### GIVEN INSTRUCTION
Write out the entries verbatim and leave the images out of the copy.

(Data records)
────

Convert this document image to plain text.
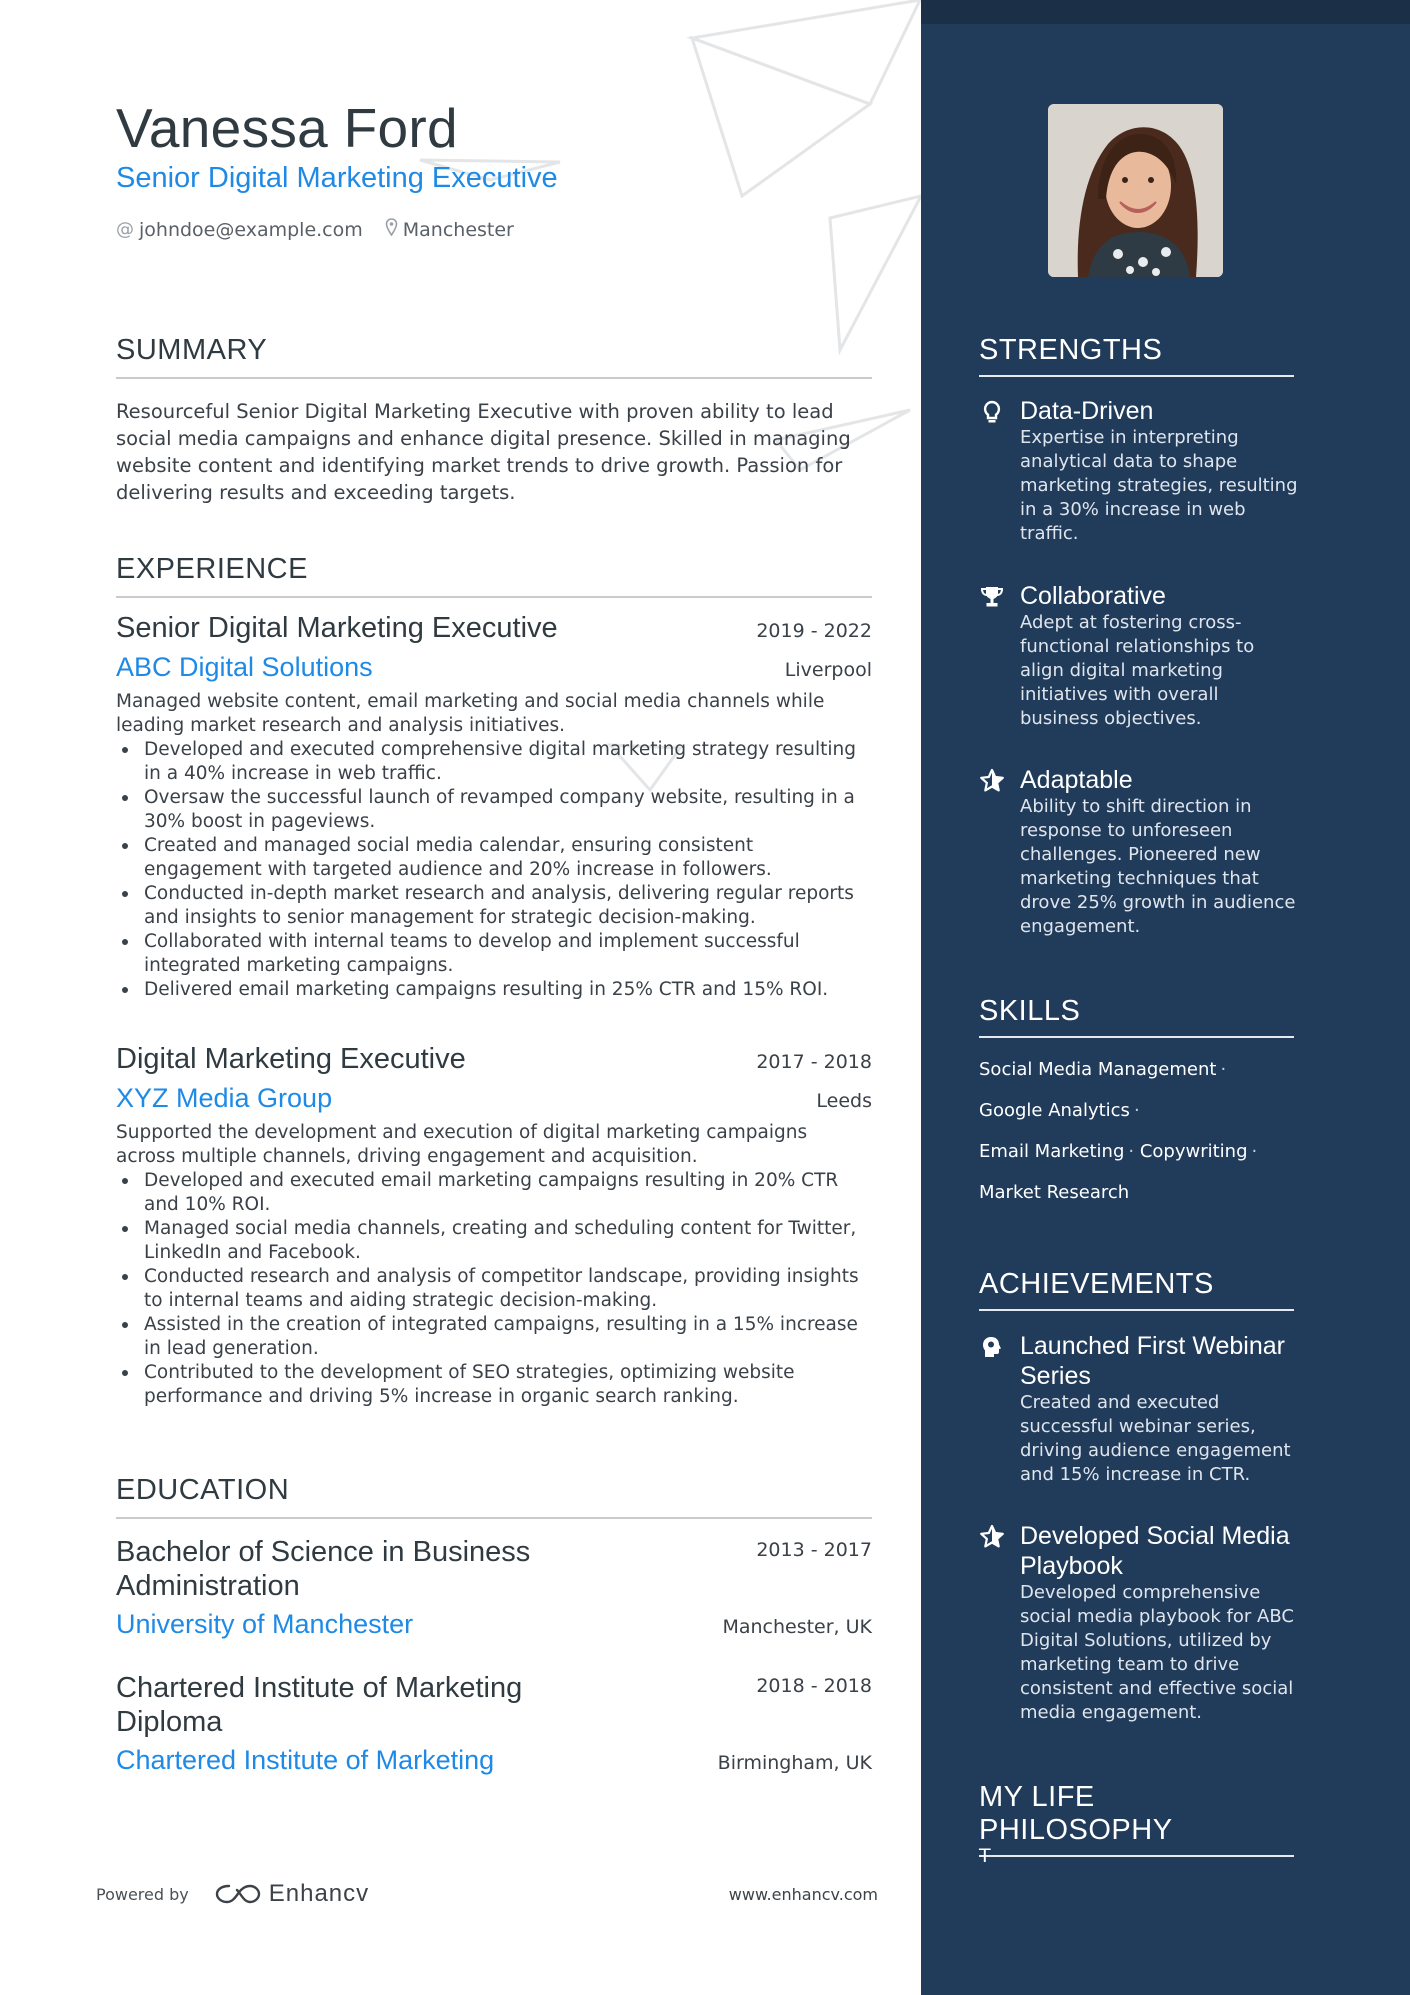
Vanessa Ford
Senior Digital Marketing Executive
@ johndoe@example.com Manchester
SUMMARY
Resourceful Senior Digital Marketing Executive with proven ability to lead social media campaigns and enhance digital presence. Skilled in managing website content and identifying market trends to drive growth. Passion for delivering results and exceeding targets.
EXPERIENCE
Senior Digital Marketing Executive	2019 - 2022
ABC Digital Solutions	Liverpool
Managed website content, email marketing and social media channels while leading market research and analysis initiatives.
Developed and executed comprehensive digital marketing strategy resulting in a 40% increase in web traffic.
Oversaw the successful launch of revamped company website, resulting in a 30% boost in pageviews.
Created and managed social media calendar, ensuring consistent engagement with targeted audience and 20% increase in followers.
Conducted in-depth market research and analysis, delivering regular reports and insights to senior management for strategic decision-making.
Collaborated with internal teams to develop and implement successful integrated marketing campaigns.
Delivered email marketing campaigns resulting in 25% CTR and 15% ROI.
Digital Marketing Executive	2017 - 2018
XYZ Media Group	Leeds
Supported the development and execution of digital marketing campaigns across multiple channels, driving engagement and acquisition.
Developed and executed email marketing campaigns resulting in 20% CTR and 10% ROI.
Managed social media channels, creating and scheduling content for Twitter, LinkedIn and Facebook.
Conducted research and analysis of competitor landscape, providing insights to internal teams and aiding strategic decision-making.
Assisted in the creation of integrated campaigns, resulting in a 15% increase in lead generation.
Contributed to the development of SEO strategies, optimizing website performance and driving 5% increase in organic search ranking.
EDUCATION
Bachelor of Science in Business Administration
2013 - 2017
University of Manchester	Manchester, UK
Chartered Institute of Marketing Diploma
2018 - 2018
Chartered Institute of Marketing	Birmingham, UK
Powered by	Enhancv	www.enhancv.com
STRENGTHS
Data-Driven
Expertise in interpreting analytical data to shape marketing strategies, resulting in a 30% increase in web traffic.
Collaborative
Adept at fostering cross-functional relationships to align digital marketing initiatives with overall business objectives.
Adaptable
Ability to shift direction in response to unforeseen challenges. Pioneered new marketing techniques that drove 25% growth in audience engagement.
SKILLS
Social Media Management ·
Google Analytics ·
Email Marketing · Copywriting ·
Market Research
ACHIEVEMENTS
Launched First Webinar Series
Created and executed successful webinar series, driving audience engagement and 15% increase in CTR.
Developed Social Media Playbook
Developed comprehensive social media playbook for ABC Digital Solutions, utilized by marketing team to drive consistent and effective social media engagement.
MY LIFE PHILOSOPHY
T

────

### RESPONSE BELOW
Convert this document image to plain text.
Vanessa Ford
Senior Digital Marketing Executive
@ johndoe@example.com Manchester
SUMMARY
Resourceful Senior Digital Marketing Executive with proven ability to lead social media campaigns and enhance digital presence. Skilled in managing website content and identifying market trends to drive growth. Passion for delivering results and exceeding targets.
EXPERIENCE
Senior Digital Marketing Executive	2019 - 2022
ABC Digital Solutions	Liverpool
Managed website content, email marketing and social media channels while leading market research and analysis initiatives.
Developed and executed comprehensive digital marketing strategy resulting in a 40% increase in web traffic.
Oversaw the successful launch of revamped company website, resulting in a 30% boost in pageviews.
Created and managed social media calendar, ensuring consistent engagement with targeted audience and 20% increase in followers.
Conducted in-depth market research and analysis, delivering regular reports and insights to senior management for strategic decision-making.
Collaborated with internal teams to develop and implement successful integrated marketing campaigns.
Delivered email marketing campaigns resulting in 25% CTR and 15% ROI.
Digital Marketing Executive	2017 - 2018
XYZ Media Group	Leeds
Supported the development and execution of digital marketing campaigns across multiple channels, driving engagement and acquisition.
Developed and executed email marketing campaigns resulting in 20% CTR and 10% ROI.
Managed social media channels, creating and scheduling content for Twitter, LinkedIn and Facebook.
Conducted research and analysis of competitor landscape, providing insights to internal teams and aiding strategic decision-making.
Assisted in the creation of integrated campaigns, resulting in a 15% increase in lead generation.
Contributed to the development of SEO strategies, optimizing website performance and driving 5% increase in organic search ranking.
EDUCATION
Bachelor of Science in Business Administration
2013 - 2017
University of Manchester	Manchester, UK
Chartered Institute of Marketing Diploma
2018 - 2018
Chartered Institute of Marketing	Birmingham, UK
Powered by	Enhancv	www.enhancv.com
STRENGTHS
Data-Driven
Expertise in interpreting analytical data to shape marketing strategies, resulting in a 30% increase in web traffic.
Collaborative
Adept at fostering cross-functional relationships to align digital marketing initiatives with overall business objectives.
Adaptable
Ability to shift direction in response to unforeseen challenges. Pioneered new marketing techniques that drove 25% growth in audience engagement.
SKILLS
Social Media Management ·
Google Analytics ·
Email Marketing · Copywriting ·
Market Research
ACHIEVEMENTS
Launched First Webinar Series
Created and executed successful webinar series, driving audience engagement and 15% increase in CTR.
Developed Social Media Playbook
Developed comprehensive social media playbook for ABC Digital Solutions, utilized by marketing team to drive consistent and effective social media engagement.
MY LIFE PHILOSOPHY
T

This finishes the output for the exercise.